::: Supplied data

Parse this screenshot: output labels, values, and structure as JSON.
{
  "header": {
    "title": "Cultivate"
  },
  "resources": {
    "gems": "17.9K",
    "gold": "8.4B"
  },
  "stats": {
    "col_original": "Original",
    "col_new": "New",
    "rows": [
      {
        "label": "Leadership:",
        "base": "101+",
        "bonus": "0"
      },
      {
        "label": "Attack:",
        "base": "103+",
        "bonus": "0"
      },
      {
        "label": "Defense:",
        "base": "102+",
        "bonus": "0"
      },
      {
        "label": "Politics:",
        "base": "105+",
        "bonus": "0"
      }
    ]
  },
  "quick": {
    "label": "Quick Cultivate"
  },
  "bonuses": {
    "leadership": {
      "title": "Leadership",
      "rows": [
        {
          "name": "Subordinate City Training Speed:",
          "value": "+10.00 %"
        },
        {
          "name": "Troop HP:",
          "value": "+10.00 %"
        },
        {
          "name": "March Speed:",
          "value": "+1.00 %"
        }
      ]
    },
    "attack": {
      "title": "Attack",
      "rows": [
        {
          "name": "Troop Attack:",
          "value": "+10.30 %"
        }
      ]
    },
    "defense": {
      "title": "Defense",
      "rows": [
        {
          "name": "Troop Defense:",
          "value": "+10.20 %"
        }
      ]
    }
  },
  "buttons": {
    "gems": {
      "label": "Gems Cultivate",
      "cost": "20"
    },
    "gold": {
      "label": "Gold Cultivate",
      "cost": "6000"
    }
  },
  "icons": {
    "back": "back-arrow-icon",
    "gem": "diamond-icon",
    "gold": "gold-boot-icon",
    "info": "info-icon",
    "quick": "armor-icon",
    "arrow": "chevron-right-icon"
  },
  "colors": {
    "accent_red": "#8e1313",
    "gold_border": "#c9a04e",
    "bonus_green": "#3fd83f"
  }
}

::::::

**Problem requirements:** Copy each line containing the word "Troop" from the data.

**Expected answer:**
          "name": "Troop HP:",
          "name": "Troop Attack:",
          "name": "Troop Defense:",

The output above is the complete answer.